▶ [Stored data entries]
..........
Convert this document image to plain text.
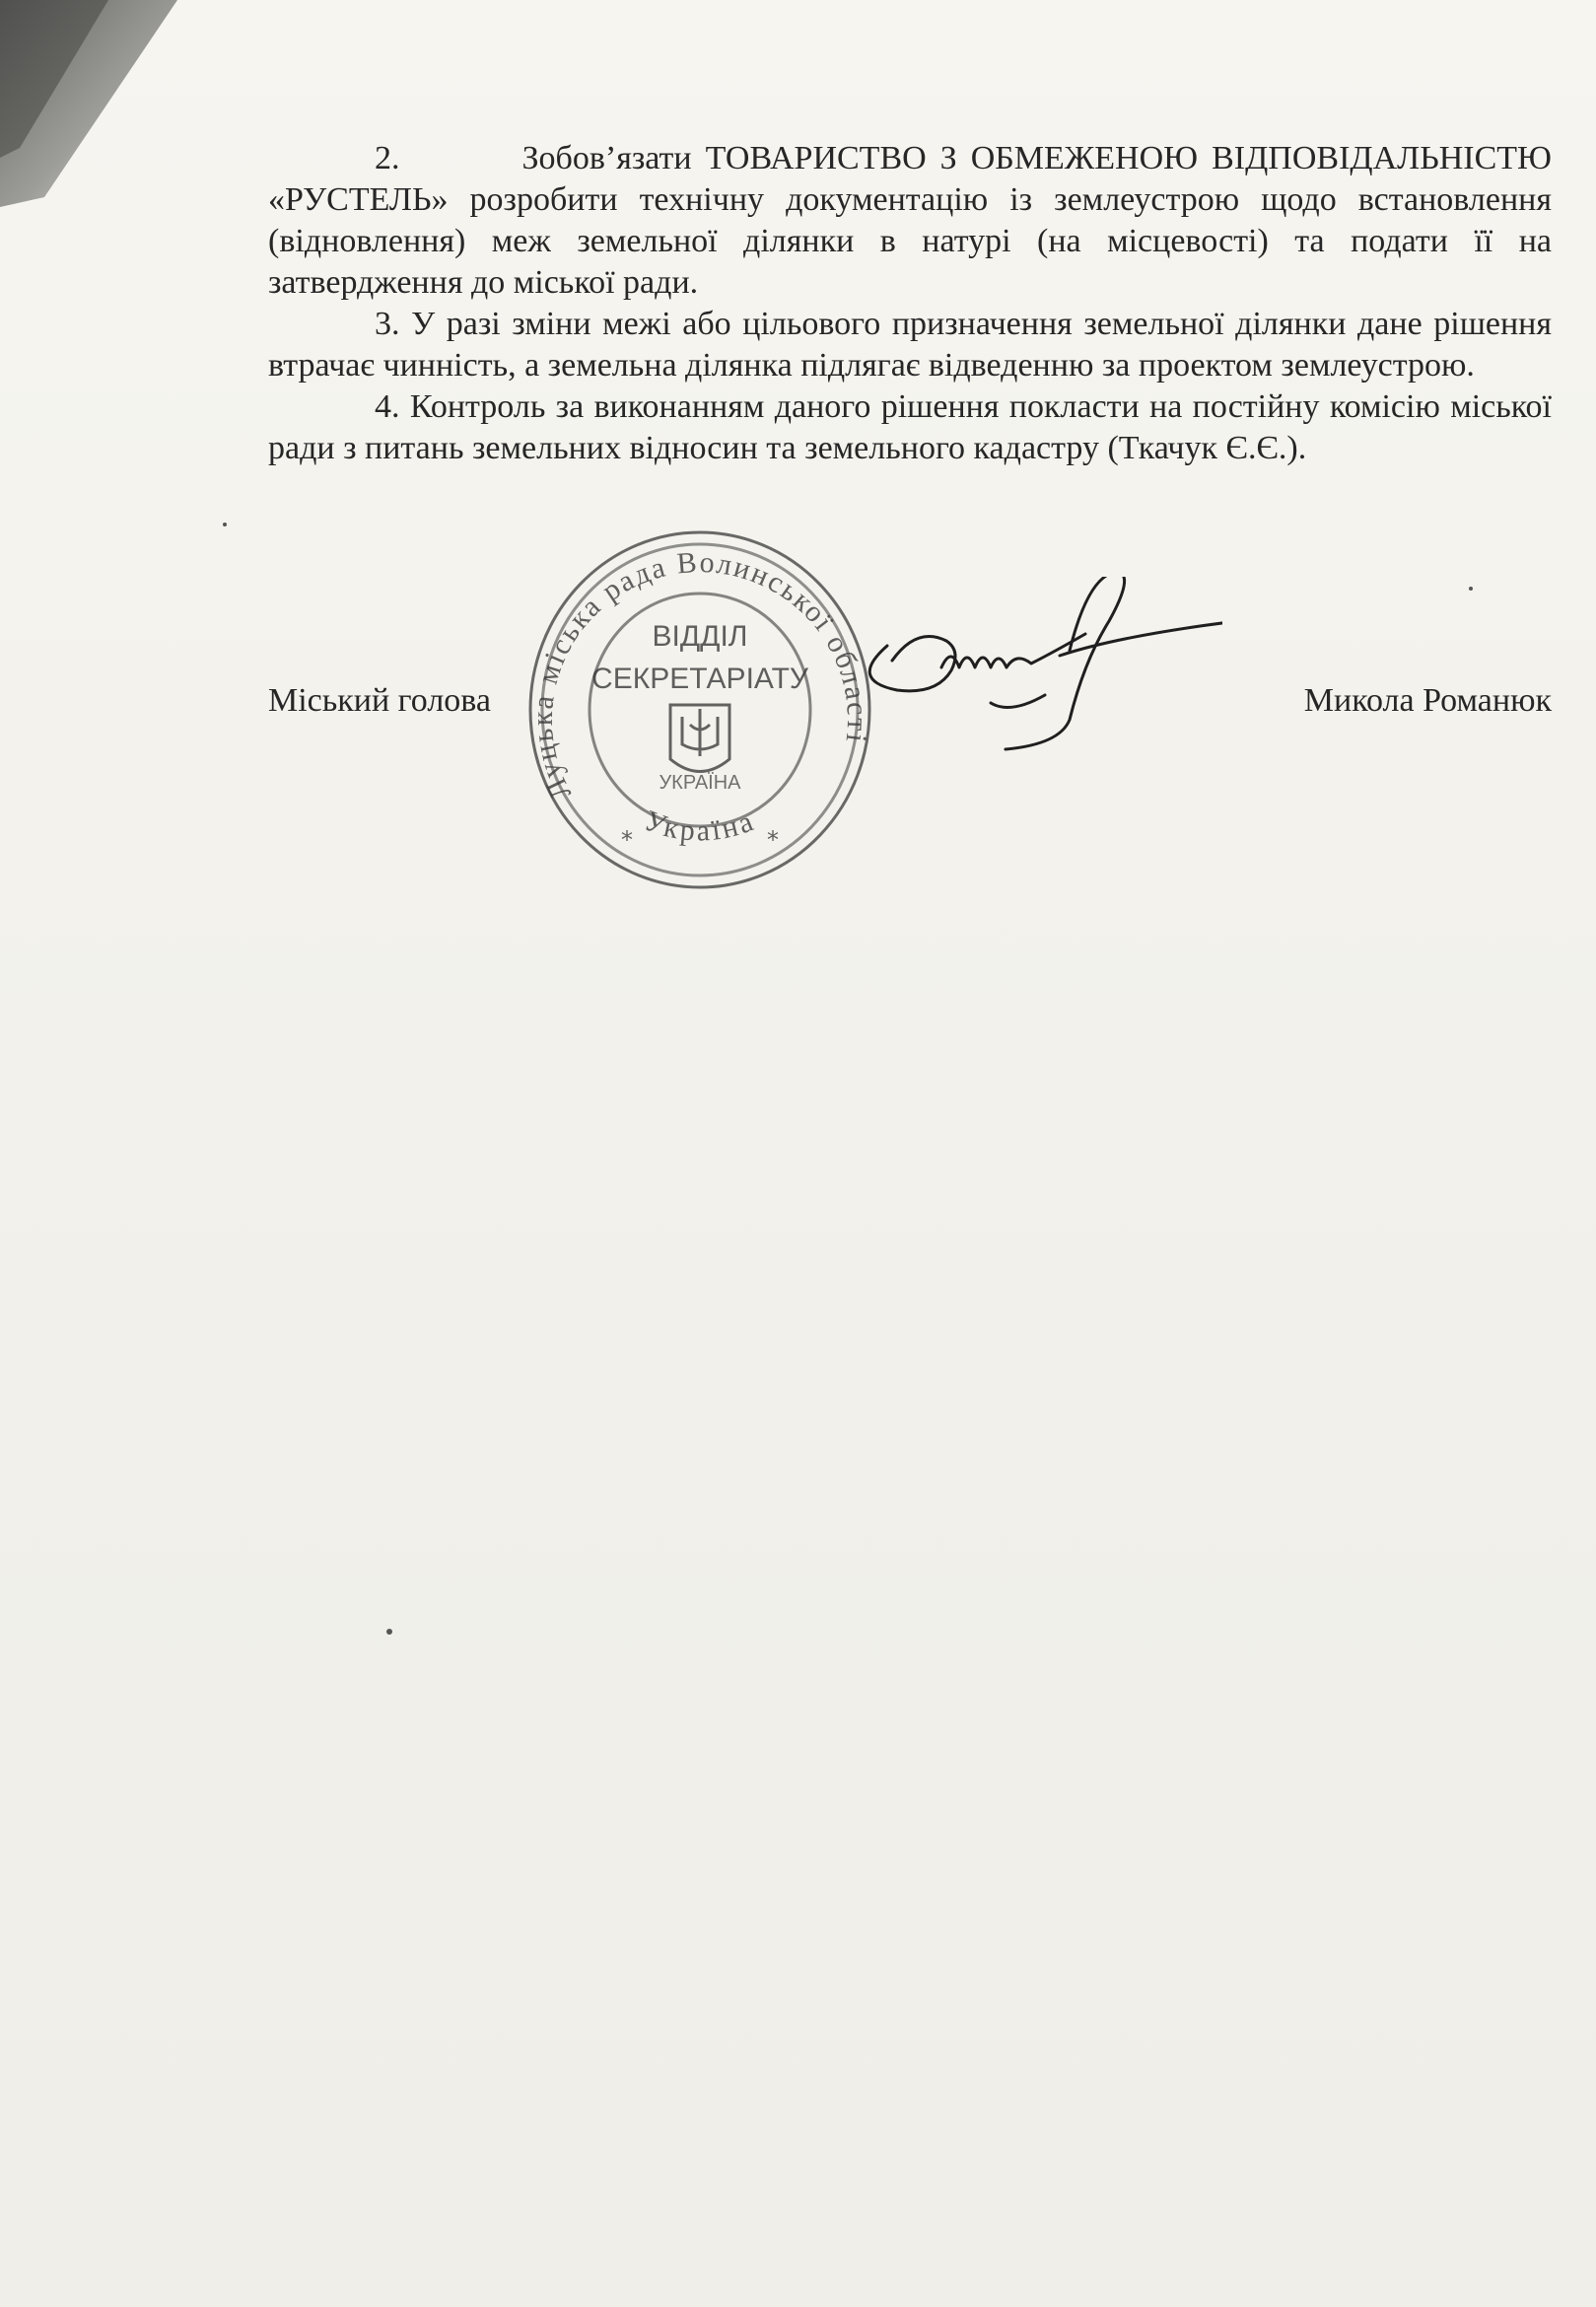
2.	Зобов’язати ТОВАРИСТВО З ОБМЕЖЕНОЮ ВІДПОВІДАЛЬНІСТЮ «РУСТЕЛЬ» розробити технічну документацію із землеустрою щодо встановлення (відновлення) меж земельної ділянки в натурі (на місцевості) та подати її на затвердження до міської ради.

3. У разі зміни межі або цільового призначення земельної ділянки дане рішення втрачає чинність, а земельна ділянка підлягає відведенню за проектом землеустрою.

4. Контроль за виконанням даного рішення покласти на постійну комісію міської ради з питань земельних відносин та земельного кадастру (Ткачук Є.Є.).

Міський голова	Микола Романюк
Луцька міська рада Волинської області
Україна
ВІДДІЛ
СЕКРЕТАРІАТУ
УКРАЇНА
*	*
..........
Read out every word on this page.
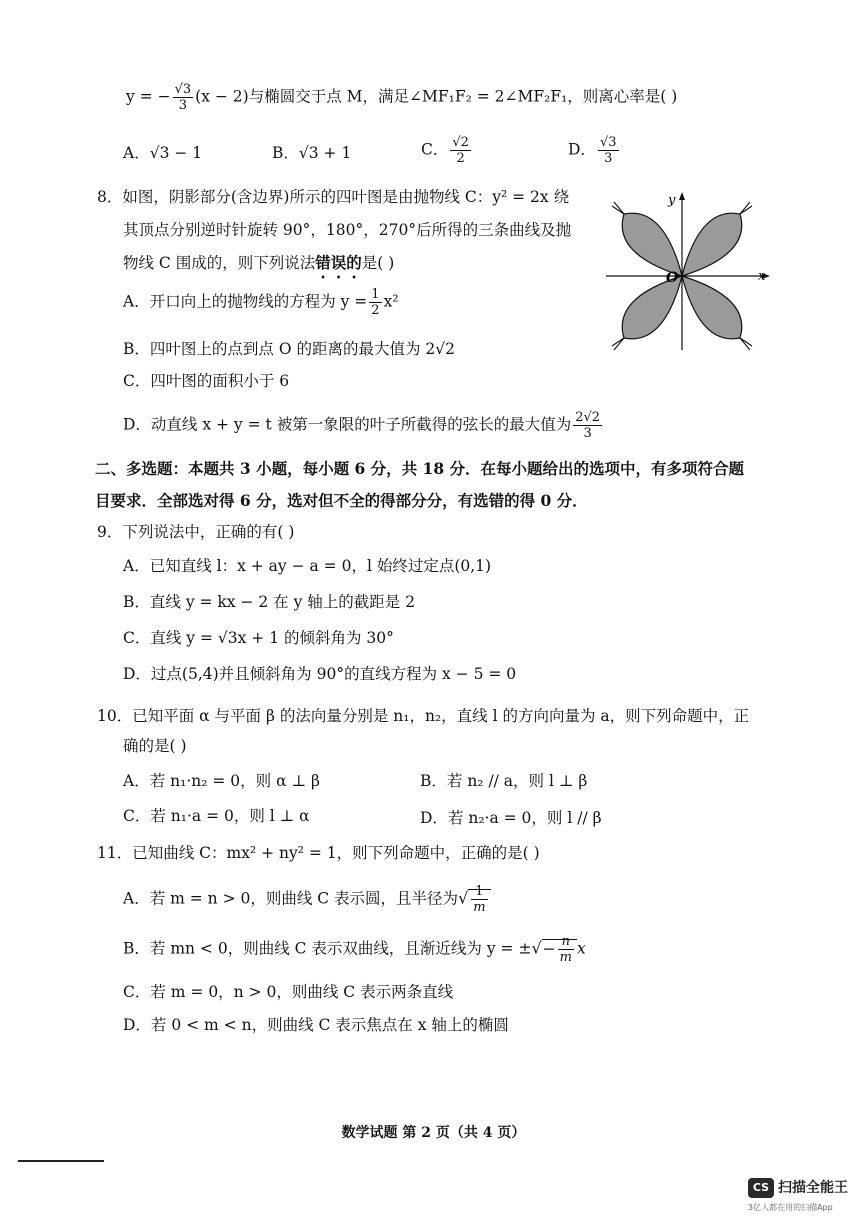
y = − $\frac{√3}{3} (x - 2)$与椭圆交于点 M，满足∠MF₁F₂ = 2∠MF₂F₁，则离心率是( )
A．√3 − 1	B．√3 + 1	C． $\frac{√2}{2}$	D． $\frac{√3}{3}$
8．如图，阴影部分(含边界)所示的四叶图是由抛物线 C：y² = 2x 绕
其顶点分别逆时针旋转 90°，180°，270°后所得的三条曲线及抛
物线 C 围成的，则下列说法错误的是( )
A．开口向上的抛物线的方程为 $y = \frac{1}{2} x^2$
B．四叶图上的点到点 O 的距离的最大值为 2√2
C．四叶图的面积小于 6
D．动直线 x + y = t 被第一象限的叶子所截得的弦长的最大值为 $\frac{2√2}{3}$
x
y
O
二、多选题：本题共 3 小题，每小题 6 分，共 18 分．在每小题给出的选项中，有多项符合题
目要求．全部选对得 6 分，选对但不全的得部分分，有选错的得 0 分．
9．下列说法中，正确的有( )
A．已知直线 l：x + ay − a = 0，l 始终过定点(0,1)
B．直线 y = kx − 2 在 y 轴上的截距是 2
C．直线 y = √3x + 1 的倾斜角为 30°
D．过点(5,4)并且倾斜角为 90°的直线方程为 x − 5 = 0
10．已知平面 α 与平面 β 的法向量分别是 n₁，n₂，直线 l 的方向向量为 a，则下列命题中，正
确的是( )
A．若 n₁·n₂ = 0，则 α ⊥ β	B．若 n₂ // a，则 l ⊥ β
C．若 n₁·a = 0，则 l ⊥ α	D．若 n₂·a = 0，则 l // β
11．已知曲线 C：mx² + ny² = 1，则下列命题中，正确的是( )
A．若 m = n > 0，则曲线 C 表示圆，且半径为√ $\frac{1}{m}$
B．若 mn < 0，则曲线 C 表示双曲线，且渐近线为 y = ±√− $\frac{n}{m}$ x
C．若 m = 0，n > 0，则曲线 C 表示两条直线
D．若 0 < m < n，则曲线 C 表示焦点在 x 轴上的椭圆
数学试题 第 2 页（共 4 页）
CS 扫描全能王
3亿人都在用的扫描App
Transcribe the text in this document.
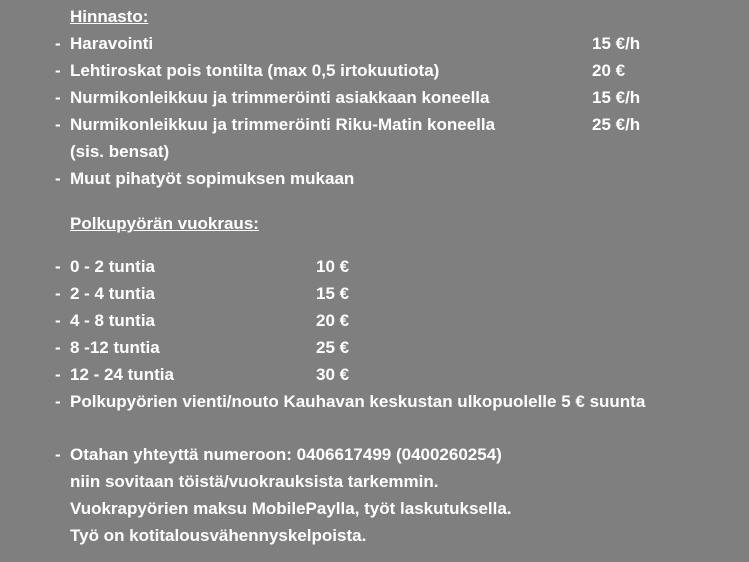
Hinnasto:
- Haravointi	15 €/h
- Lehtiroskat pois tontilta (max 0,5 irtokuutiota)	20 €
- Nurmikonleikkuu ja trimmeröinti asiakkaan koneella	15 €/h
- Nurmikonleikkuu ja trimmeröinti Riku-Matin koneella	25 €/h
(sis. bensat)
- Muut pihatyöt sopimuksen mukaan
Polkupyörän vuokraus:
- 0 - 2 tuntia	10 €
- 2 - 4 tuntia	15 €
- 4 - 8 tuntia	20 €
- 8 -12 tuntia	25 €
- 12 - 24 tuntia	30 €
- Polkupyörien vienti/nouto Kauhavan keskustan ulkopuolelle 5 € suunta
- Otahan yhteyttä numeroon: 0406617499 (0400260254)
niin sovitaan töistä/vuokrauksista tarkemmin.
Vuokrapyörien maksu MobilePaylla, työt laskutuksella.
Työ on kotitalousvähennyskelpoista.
..........
▶ [What you will do] Go through the entries and return each line where the word "ради" appears.

▶ [Exercise response]
2.	Зобов’язати ТОВАРИСТВО З ОБМЕЖЕНОЮ ВІДПОВІДАЛЬНІСТЮ «РУСТЕЛЬ» розробити технічну документацію із землеустрою щодо встановлення (відновлення) меж земельної ділянки в натурі (на місцевості) та подати її на затвердження до міської ради.
4. Контроль за виконанням даного рішення покласти на постійну комісію міської ради з питань земельних відносин та земельного кадастру (Ткачук Є.Є.).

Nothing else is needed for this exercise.